■ Work required ■
Write out the entire listing below exactly as it appears, minus any pictures.

>> begin

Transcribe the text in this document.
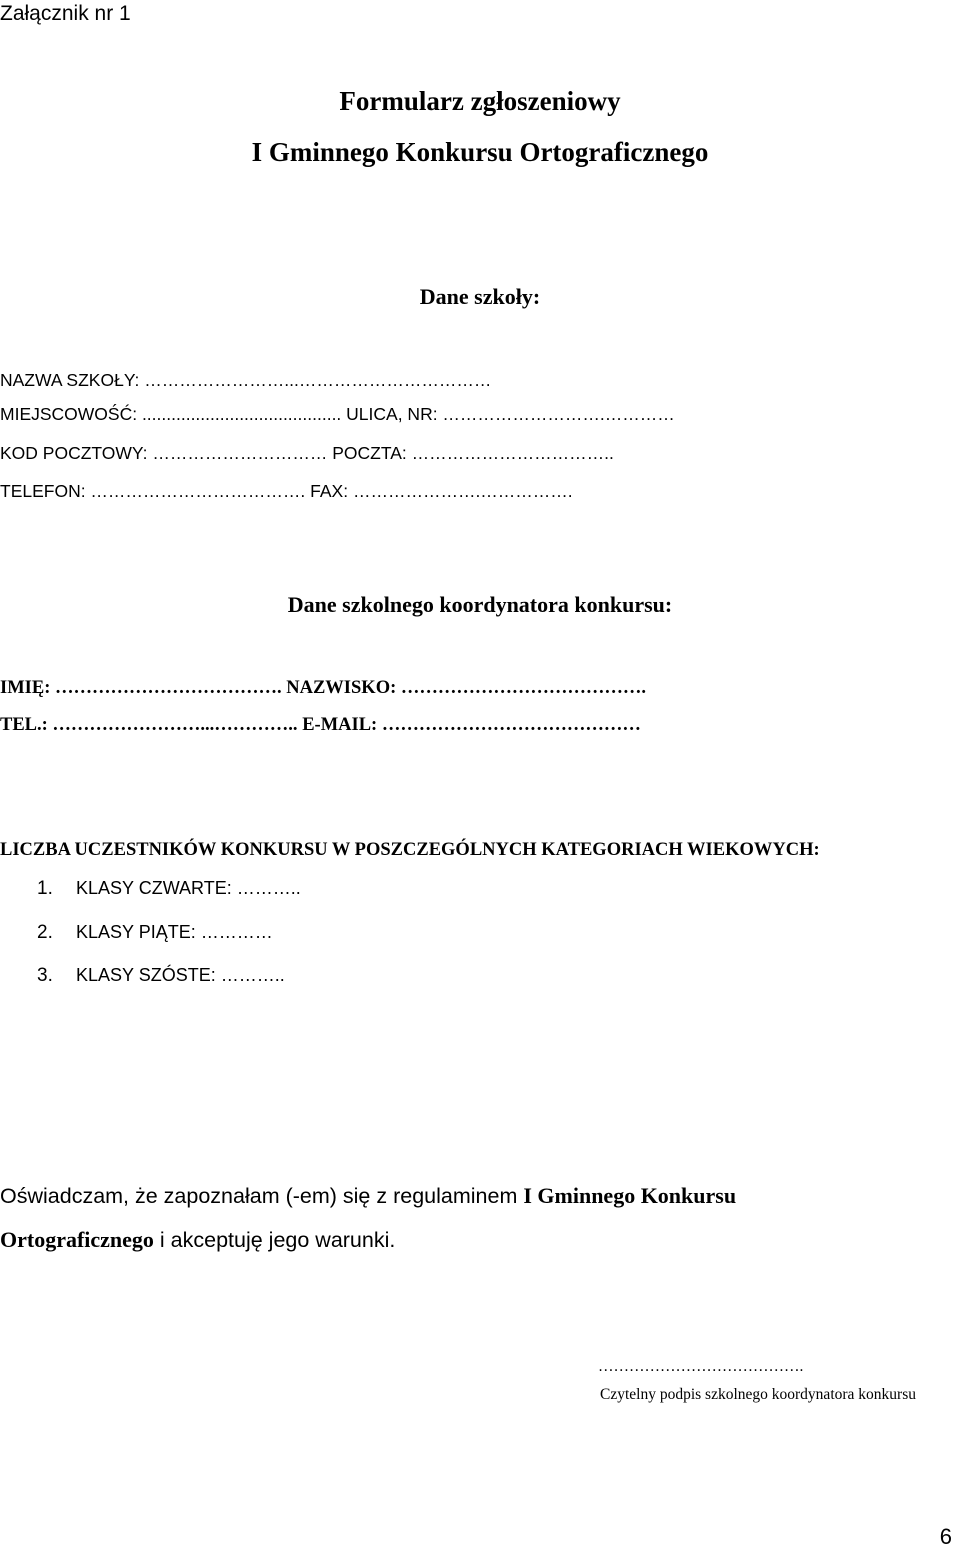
Załącznik nr 1
Formularz zgłoszeniowy
I Gminnego Konkursu Ortograficznego
Dane szkoły:
NAZWA SZKOŁY: ……………………...……………………………
MIEJSCOWOŚĆ: ......................................... ULICA, NR: ……………………….…………
KOD POCZTOWY: ………………………… POCZTA: ……………………………..
TELEFON: ………………………………. FAX: ………………….…………….
Dane szkolnego koordynatora konkursu:
IMIĘ: ………………………………. NAZWISKO: ………………………………….
TEL.: ……………………...………….. E-MAIL: ……………………………………
LICZBA UCZESTNIKÓW KONKURSU W POSZCZEGÓLNYCH KATEGORIACH WIEKOWYCH:
1. KLASY CZWARTE: ………..
2. KLASY PIĄTE: …………
3. KLASY SZÓSTE: ………..
Oświadczam, że zapoznałam (-em) się z regulaminem I Gminnego Konkursu
Ortograficznego i akceptuję jego warunki.
………………………………….
Czytelny podpis szkolnego koordynatora konkursu
6
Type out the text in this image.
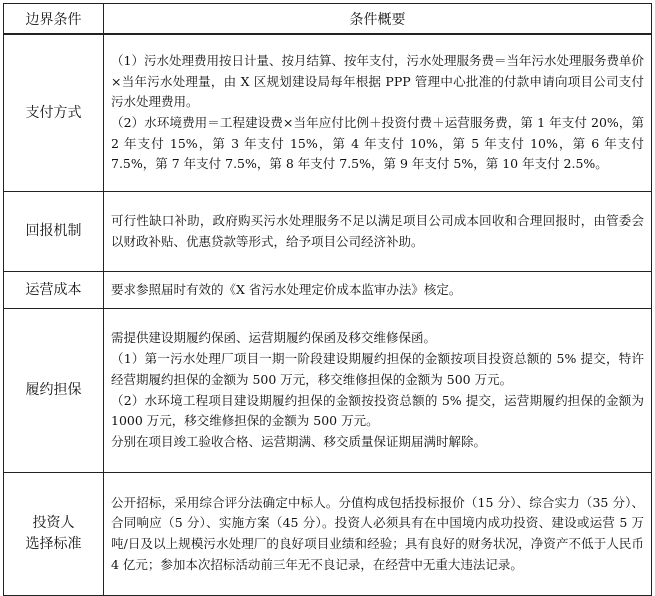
边界条件	条件概要
支付方式	（1）污水处理费用按日计量、按月结算、按年支付，污水处理服务费＝当年污水处理服务费单价×当年污水处理量，由 X 区规划建设局每年根据 PPP 管理中心批准的付款申请向项目公司支付污水处理费用。

（2）水环境费用＝工程建设费×当年应付比例＋投资付费＋运营服务费，第 1 年支付 20%，第 2 年支付 15%，第 3 年支付 15%，第 4 年支付 10%，第 5 年支付 10%，第 6 年支付 7.5%，第 7 年支付 7.5%，第 8 年支付 7.5%，第 9 年支付 5%，第 10 年支付 2.5%。

回报机制	可行性缺口补助，政府购买污水处理服务不足以满足项目公司成本回收和合理回报时，由管委会以财政补贴、优惠贷款等形式，给予项目公司经济补助。

运营成本	要求参照届时有效的《X 省污水处理定价成本监审办法》核定。

履约担保	需提供建设期履约保函、运营期履约保函及移交维修保函。

（1）第一污水处理厂项目一期一阶段建设期履约担保的金额按项目投资总额的 5% 提交，特许经营期履约担保的金额为 500 万元，移交维修担保的金额为 500 万元。

（2）水环境工程项目建设期履约担保的金额按投资总额的 5% 提交，运营期履约担保的金额为 1000 万元，移交维修担保的金额为 500 万元。

分别在项目竣工验收合格、运营期满、移交质量保证期届满时解除。

投资人
选择标准	公开招标，采用综合评分法确定中标人。分值构成包括投标报价（15 分）、综合实力（35 分）、合同响应（5 分）、实施方案（45 分）。投资人必须具有在中国境内成功投资、建设或运营 5 万吨/日及以上规模污水处理厂的良好项目业绩和经验；具有良好的财务状况，净资产不低于人民币 4 亿元；参加本次招标活动前三年无不良记录，在经营中无重大违法记录。
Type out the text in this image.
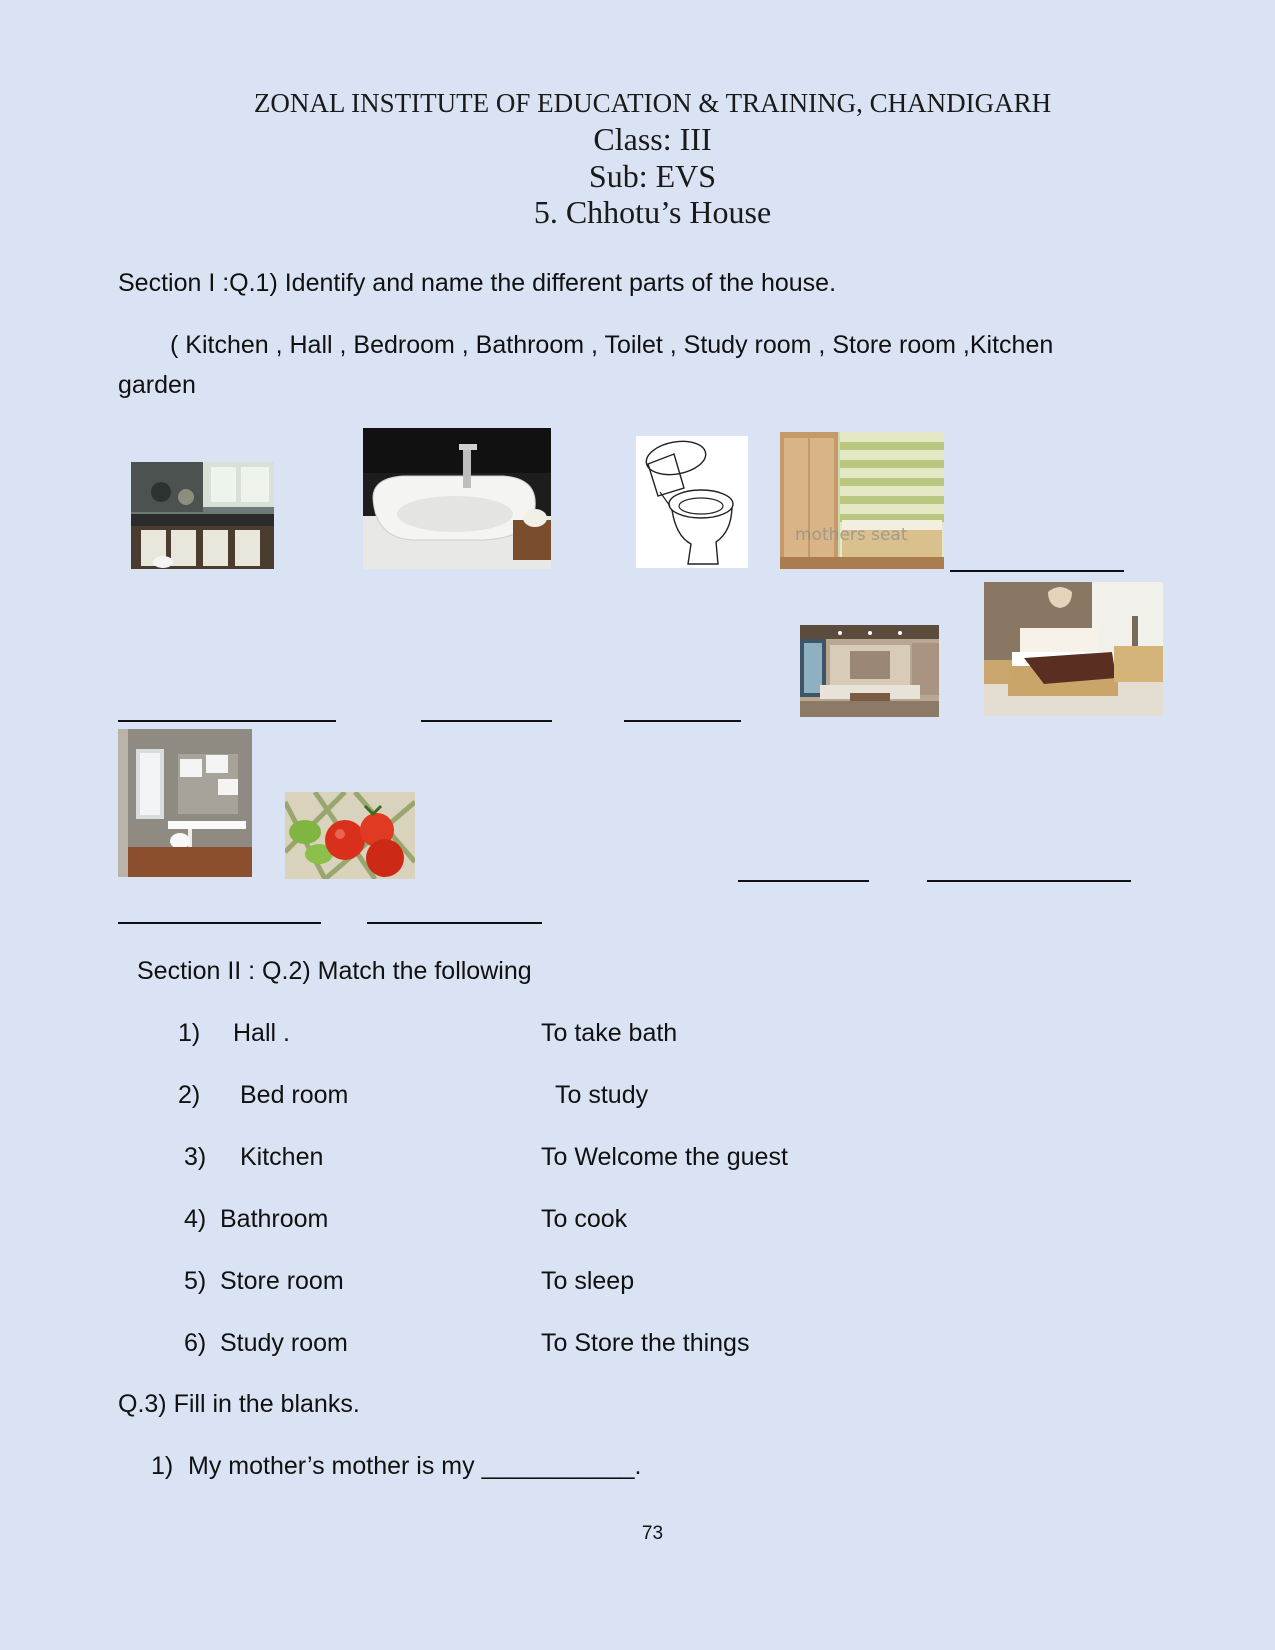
ZONAL INSTITUTE OF EDUCATION & TRAINING, CHANDIGARH
Class: III
Sub: EVS
5. Chhotu’s House
Section I :Q.1) Identify and name the different parts of the house.
( Kitchen , Hall , Bedroom , Bathroom , Toilet , Study room , Store room ,Kitchen
garden
mothers seat
Section II : Q.2) Match the following
1) Hall .	To take bath
2) Bed room	To study
3) Kitchen	To Welcome the guest
4) Bathroom	To cook
5) Store room	To sleep
6) Study room	To Store the things
Q.3) Fill in the blanks.
1) My mother’s mother is my ___________.
73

>> end

■ Exercise result ■
Transcribe the text in this document.
Załącznik nr 1
Formularz zgłoszeniowy
I Gminnego Konkursu Ortograficznego
Dane szkoły:
NAZWA SZKOŁY: ……………………...……………………………
MIEJSCOWOŚĆ: ......................................... ULICA, NR: ……………………….…………
KOD POCZTOWY: ………………………… POCZTA: ……………………………..
TELEFON: ………………………………. FAX: ………………….…………….
Dane szkolnego koordynatora konkursu:
IMIĘ: ………………………………. NAZWISKO: ………………………………….
TEL.: ……………………...………….. E-MAIL: ……………………………………
LICZBA UCZESTNIKÓW KONKURSU W POSZCZEGÓLNYCH KATEGORIACH WIEKOWYCH:
1. KLASY CZWARTE: ………..
2. KLASY PIĄTE: …………
3. KLASY SZÓSTE: ………..
Oświadczam, że zapoznałam (-em) się z regulaminem I Gminnego Konkursu
Ortograficznego i akceptuję jego warunki.
………………………………….
Czytelny podpis szkolnego koordynatora konkursu
6
Type out the text in this image.
边界条件	条件概要
支付方式	（1）污水处理费用按日计量、按月结算、按年支付，污水处理服务费＝当年污水处理服务费单价×当年污水处理量，由 X 区规划建设局每年根据 PPP 管理中心批准的付款申请向项目公司支付污水处理费用。

（2）水环境费用＝工程建设费×当年应付比例＋投资付费＋运营服务费，第 1 年支付 20%，第 2 年支付 15%，第 3 年支付 15%，第 4 年支付 10%，第 5 年支付 10%，第 6 年支付 7.5%，第 7 年支付 7.5%，第 8 年支付 7.5%，第 9 年支付 5%，第 10 年支付 2.5%。

回报机制	可行性缺口补助，政府购买污水处理服务不足以满足项目公司成本回收和合理回报时，由管委会以财政补贴、优惠贷款等形式，给予项目公司经济补助。

运营成本	要求参照届时有效的《X 省污水处理定价成本监审办法》核定。

履约担保	需提供建设期履约保函、运营期履约保函及移交维修保函。

（1）第一污水处理厂项目一期一阶段建设期履约担保的金额按项目投资总额的 5% 提交，特许经营期履约担保的金额为 500 万元，移交维修担保的金额为 500 万元。

（2）水环境工程项目建设期履约担保的金额按投资总额的 5% 提交，运营期履约担保的金额为 1000 万元，移交维修担保的金额为 500 万元。

分别在项目竣工验收合格、运营期满、移交质量保证期届满时解除。

投资人
选择标准	公开招标，采用综合评分法确定中标人。分值构成包括投标报价（15 分）、综合实力（35 分）、合同响应（5 分）、实施方案（45 分）。投资人必须具有在中国境内成功投资、建设或运营 5 万吨/日及以上规模污水处理厂的良好项目业绩和经验；具有良好的财务状况，净资产不低于人民币 4 亿元；参加本次招标活动前三年无不良记录，在经营中无重大违法记录。
Type out the text in this image.
ZONAL INSTITUTE OF EDUCATION & TRAINING, CHANDIGARH
Class: III
Sub: EVS
5. Chhotu’s House
Section I :Q.1) Identify and name the different parts of the house.
( Kitchen , Hall , Bedroom , Bathroom , Toilet , Study room , Store room ,Kitchen
garden
mothers seat
Section II : Q.2) Match the following
1) Hall .	To take bath
2) Bed room	To study
3) Kitchen	To Welcome the guest
4) Bathroom	To cook
5) Store room	To sleep
6) Study room	To Store the things
Q.3) Fill in the blanks.
1) My mother’s mother is my ___________.
73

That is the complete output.